* Begin *

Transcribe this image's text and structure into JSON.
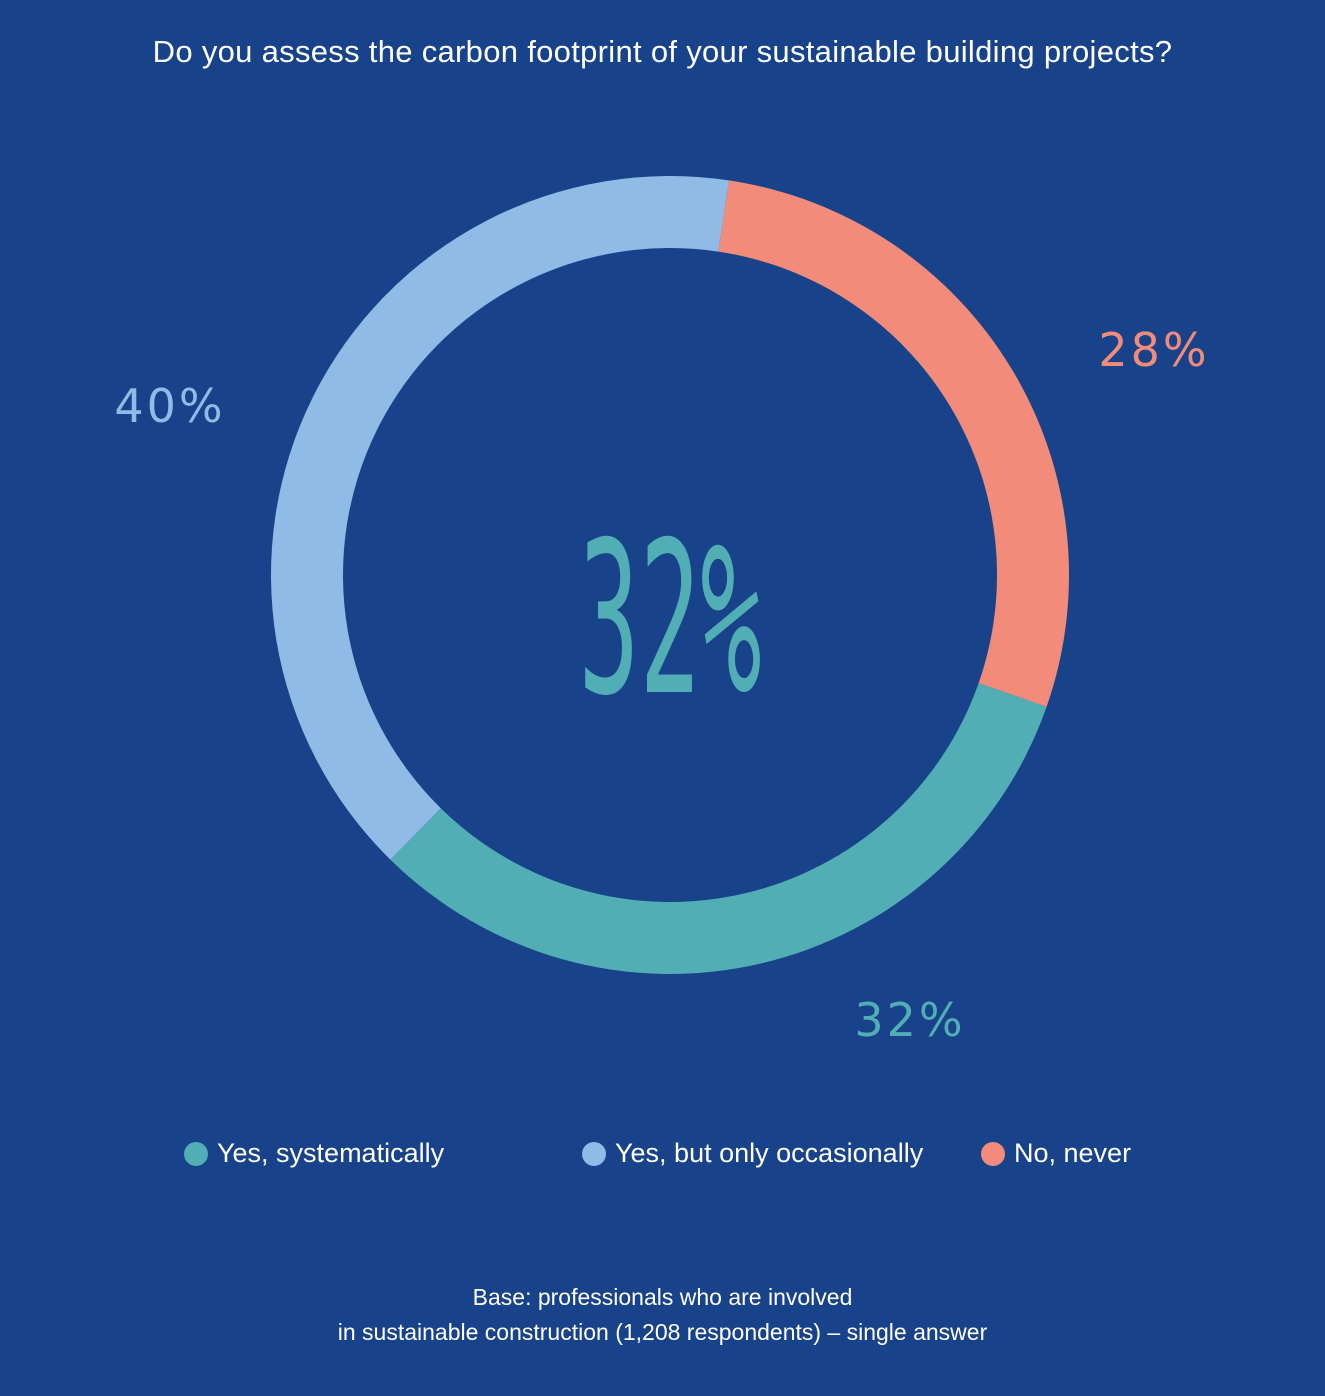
{
  "chart_data": {
    "type": "pie",
    "title": "Do you assess the carbon footprint of your sustainable building projects?",
    "center_label": "32%",
    "slices": [
      {
        "name": "Yes, systematically",
        "value": 32,
        "label": "32%",
        "color": "#51aeb5"
      },
      {
        "name": "Yes, but only occasionally",
        "value": 40,
        "label": "40%",
        "color": "#8fbbe6"
      },
      {
        "name": "No, never",
        "value": 28,
        "label": "28%",
        "color": "#f28b7a"
      }
    ],
    "legend_placement": "bottom"
  },
  "colors": {
    "background": "#18428a",
    "text": "#ffffff"
  },
  "footnote": {
    "line1": "Base: professionals who are involved",
    "line2": "in sustainable construction (1,208 respondents) – single answer"
  }
}
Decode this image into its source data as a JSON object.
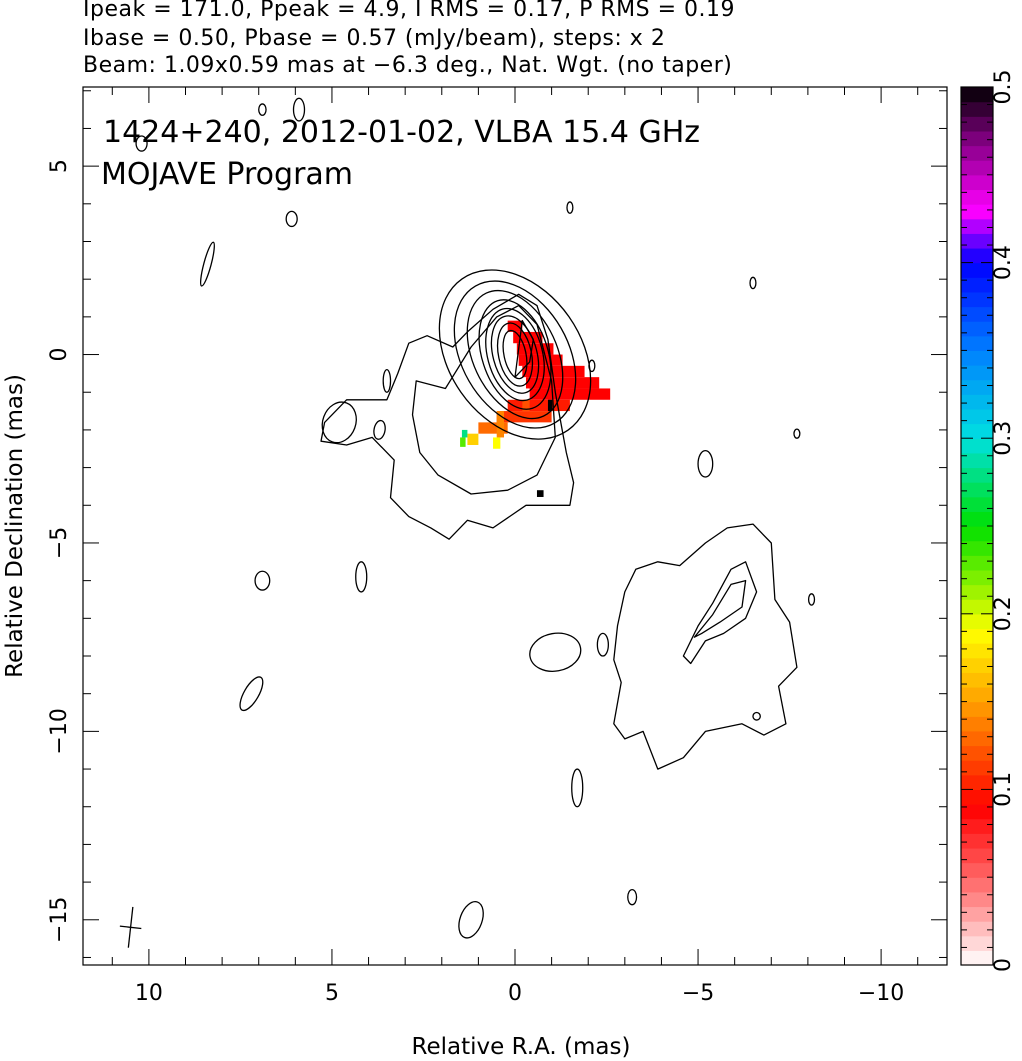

* End *

▸ **WHAT YOU NEED TO DO**:
Find each line holding "JSON". Copy it out.

▸ **EXERCISE OUTPUT**:
Transcribe this image's text and structure into JSON.
Decode this image into its source data as a JSON object.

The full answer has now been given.